◆ Dataset items:
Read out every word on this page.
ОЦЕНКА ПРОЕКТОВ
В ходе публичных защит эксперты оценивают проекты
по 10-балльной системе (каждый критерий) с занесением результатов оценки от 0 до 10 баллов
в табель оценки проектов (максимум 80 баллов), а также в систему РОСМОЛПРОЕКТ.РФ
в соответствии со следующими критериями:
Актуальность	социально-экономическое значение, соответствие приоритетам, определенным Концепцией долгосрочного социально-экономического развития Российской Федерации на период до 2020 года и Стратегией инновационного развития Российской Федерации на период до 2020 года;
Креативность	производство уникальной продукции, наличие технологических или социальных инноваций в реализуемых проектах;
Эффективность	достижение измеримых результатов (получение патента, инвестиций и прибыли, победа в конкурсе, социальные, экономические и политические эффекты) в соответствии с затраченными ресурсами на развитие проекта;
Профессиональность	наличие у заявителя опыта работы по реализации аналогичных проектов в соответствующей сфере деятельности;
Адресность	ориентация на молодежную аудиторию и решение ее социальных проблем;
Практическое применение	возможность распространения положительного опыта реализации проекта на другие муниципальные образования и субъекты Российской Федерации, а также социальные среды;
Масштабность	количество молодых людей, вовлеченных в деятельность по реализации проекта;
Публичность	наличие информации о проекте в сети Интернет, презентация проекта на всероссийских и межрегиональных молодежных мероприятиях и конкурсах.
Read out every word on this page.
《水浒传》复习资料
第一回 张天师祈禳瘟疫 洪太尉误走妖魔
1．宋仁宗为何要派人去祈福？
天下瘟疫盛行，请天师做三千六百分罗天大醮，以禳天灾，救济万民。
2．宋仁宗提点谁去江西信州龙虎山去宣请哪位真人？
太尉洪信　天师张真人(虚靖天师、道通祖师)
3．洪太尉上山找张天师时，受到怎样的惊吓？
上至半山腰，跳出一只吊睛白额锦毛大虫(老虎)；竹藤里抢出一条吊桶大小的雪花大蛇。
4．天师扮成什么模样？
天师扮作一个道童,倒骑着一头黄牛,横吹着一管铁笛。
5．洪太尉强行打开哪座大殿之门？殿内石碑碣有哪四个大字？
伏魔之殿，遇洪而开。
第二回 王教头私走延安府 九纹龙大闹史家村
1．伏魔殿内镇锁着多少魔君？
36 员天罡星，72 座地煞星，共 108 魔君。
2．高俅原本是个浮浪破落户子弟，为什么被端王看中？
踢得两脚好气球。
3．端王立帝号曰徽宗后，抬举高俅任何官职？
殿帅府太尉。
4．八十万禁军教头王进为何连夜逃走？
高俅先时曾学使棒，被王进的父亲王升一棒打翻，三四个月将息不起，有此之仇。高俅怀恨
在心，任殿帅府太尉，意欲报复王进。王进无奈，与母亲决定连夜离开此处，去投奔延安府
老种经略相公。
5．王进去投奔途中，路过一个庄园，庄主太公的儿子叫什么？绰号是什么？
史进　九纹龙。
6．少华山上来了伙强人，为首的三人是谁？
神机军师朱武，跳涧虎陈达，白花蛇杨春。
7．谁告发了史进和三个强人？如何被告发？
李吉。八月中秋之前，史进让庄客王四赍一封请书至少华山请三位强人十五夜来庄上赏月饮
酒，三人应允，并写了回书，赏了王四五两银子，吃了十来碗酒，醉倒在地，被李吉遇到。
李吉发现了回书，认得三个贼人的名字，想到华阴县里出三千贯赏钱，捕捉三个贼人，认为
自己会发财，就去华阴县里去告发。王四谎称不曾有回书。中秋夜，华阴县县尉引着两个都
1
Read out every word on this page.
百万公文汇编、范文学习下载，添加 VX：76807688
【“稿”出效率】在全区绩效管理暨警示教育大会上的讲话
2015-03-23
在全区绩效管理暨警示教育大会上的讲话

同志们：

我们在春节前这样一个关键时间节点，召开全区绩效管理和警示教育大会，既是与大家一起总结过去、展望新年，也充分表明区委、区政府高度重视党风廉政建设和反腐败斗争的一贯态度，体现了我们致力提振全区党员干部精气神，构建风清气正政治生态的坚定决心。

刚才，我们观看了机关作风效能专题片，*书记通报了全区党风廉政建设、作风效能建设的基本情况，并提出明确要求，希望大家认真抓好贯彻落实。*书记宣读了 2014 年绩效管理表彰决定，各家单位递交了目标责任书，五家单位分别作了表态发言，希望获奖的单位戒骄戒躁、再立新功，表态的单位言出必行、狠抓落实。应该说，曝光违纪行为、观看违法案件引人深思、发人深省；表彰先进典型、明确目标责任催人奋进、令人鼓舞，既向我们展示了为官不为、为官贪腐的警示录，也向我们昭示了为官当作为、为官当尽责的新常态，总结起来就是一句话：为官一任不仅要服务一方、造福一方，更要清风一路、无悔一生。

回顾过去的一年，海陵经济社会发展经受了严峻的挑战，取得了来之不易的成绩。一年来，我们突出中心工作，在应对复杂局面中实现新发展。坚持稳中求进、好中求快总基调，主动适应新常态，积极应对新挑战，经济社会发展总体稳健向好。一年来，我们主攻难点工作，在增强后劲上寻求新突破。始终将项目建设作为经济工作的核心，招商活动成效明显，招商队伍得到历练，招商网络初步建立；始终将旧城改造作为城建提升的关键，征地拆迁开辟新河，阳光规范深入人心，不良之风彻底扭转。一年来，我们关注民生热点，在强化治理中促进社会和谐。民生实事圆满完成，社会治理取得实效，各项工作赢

◆ Exercise directions: From the entries above, copy out every line where the string "социальные" appears.

◆ Solution to this exercise:
Эффективность	достижение измеримых результатов (получение патента, инвестиций и прибыли, победа в конкурсе, социальные, экономические и политические эффекты) в соответствии с затраченными ресурсами на развитие проекта;
Практическое применение	возможность распространения положительного опыта реализации проекта на другие муниципальные образования и субъекты Российской Федерации, а также социальные среды;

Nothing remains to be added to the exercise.